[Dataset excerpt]
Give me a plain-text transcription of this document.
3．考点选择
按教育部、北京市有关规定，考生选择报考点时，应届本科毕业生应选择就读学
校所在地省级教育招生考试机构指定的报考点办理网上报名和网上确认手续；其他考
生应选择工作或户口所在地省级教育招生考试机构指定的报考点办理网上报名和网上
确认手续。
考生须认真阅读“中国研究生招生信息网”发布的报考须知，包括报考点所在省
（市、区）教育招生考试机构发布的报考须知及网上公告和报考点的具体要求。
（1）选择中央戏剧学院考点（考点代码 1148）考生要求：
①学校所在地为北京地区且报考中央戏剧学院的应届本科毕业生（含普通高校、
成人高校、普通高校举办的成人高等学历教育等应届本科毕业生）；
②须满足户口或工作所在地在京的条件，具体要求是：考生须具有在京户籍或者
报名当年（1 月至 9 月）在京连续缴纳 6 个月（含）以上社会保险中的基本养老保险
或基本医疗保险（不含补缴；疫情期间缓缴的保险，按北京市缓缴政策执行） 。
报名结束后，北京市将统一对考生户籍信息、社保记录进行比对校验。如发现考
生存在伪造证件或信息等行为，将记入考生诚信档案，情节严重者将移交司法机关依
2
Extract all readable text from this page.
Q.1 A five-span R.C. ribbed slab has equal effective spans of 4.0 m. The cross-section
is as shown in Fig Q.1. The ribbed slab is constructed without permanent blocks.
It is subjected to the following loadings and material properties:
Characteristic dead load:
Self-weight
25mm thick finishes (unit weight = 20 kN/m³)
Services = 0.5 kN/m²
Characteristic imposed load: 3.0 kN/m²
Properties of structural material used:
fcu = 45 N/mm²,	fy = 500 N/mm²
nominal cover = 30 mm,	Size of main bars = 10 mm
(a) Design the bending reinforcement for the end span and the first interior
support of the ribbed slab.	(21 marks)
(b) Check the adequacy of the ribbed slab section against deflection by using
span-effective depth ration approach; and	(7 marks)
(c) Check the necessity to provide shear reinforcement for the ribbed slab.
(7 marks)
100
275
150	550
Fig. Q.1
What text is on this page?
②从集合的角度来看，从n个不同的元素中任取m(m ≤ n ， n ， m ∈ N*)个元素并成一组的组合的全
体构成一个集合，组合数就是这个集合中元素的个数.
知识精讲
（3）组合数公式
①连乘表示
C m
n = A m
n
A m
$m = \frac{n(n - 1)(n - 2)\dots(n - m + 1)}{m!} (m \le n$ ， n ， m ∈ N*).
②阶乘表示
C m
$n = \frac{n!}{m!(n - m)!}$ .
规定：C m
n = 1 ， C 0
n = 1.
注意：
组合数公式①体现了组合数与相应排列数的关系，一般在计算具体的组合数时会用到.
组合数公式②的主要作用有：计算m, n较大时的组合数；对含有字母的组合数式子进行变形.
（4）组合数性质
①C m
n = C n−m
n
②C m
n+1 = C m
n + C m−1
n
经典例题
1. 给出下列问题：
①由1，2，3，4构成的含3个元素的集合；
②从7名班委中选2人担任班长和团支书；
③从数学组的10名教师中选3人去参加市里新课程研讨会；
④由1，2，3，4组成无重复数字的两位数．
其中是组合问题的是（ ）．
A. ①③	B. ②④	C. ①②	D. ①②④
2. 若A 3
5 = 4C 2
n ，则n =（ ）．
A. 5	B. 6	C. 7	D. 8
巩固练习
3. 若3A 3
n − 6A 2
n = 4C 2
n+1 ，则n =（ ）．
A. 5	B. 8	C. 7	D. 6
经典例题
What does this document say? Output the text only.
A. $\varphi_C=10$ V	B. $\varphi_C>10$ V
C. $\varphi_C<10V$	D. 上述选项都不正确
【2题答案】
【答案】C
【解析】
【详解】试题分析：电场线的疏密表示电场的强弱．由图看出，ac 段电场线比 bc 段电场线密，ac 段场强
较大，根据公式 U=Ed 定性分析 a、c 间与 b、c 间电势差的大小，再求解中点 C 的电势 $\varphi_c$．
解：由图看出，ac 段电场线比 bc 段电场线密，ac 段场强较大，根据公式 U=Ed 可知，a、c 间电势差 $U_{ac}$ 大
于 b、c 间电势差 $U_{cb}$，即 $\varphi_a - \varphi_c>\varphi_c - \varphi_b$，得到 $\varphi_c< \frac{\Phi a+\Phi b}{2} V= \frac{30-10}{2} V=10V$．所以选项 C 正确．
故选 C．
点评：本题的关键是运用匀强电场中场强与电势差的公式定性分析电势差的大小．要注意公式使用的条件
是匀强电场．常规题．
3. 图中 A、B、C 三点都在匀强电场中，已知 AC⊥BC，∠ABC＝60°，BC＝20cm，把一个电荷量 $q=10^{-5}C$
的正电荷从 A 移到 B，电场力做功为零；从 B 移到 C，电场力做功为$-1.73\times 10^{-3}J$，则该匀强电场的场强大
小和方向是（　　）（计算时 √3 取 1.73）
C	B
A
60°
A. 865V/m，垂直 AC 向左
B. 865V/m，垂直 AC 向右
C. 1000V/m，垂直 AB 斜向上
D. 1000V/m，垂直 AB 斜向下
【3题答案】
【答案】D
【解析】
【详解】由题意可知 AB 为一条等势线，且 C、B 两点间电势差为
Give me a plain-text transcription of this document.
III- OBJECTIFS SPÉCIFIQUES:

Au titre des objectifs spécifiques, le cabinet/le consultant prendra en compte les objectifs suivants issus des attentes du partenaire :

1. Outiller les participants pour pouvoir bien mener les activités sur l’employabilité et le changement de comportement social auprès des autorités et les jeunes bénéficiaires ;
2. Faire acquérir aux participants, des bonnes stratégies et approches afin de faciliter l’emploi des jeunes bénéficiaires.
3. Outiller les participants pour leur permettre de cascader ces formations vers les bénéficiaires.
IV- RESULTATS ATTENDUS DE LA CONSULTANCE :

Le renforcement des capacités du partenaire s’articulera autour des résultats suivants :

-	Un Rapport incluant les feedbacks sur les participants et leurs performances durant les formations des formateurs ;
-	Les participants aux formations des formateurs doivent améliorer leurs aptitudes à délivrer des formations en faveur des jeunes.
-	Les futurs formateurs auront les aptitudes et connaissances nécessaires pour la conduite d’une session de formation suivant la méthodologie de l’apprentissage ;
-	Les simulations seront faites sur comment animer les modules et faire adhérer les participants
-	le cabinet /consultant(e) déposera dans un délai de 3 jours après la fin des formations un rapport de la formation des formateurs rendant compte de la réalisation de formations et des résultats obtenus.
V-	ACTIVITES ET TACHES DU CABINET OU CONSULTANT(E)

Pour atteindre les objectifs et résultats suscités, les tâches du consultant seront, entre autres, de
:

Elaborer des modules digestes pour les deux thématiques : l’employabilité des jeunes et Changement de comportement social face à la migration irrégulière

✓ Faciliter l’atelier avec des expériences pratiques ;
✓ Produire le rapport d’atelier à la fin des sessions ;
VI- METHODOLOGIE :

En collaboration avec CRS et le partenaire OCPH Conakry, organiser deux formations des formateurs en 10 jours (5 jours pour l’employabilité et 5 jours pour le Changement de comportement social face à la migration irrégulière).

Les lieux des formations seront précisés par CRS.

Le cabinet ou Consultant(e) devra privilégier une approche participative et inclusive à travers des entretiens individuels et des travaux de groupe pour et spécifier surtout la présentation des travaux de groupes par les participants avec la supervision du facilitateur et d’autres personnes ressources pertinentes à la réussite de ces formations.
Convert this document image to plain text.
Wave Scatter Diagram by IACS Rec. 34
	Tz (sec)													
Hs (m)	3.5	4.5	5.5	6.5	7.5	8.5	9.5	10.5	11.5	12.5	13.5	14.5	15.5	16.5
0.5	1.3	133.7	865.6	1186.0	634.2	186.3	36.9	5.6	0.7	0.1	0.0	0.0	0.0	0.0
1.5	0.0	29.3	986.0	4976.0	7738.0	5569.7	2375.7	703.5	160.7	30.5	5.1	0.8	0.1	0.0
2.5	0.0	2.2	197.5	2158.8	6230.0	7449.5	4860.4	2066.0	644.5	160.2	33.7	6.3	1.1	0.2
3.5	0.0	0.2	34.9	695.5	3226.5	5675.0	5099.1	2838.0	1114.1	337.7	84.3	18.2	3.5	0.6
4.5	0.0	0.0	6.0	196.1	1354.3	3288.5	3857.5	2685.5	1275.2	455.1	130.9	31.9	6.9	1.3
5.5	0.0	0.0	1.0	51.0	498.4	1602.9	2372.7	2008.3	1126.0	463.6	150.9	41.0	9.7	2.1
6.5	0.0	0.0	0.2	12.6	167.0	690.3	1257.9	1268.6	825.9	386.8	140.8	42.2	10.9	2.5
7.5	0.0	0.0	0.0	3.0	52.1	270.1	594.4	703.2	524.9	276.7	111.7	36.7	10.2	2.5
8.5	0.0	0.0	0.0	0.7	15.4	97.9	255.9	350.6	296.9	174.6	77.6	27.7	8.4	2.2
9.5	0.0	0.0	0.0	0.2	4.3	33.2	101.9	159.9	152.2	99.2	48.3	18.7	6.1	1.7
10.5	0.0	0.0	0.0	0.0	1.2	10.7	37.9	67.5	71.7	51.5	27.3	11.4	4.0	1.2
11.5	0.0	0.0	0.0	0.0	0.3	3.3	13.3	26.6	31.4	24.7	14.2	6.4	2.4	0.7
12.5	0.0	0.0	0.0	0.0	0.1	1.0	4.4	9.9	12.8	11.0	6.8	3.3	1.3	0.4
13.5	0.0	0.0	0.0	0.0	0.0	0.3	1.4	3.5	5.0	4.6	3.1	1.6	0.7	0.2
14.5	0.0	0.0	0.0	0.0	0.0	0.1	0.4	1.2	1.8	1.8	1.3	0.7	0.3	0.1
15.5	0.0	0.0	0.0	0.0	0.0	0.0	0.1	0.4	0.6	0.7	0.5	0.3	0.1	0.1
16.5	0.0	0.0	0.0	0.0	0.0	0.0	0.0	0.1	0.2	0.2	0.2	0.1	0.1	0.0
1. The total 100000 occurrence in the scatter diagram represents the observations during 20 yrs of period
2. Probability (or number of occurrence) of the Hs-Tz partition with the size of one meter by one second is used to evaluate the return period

[GIVEN REQUEST]: Report only how many lines in the entries contain "atelier".

[CORRECT RESULT]: 2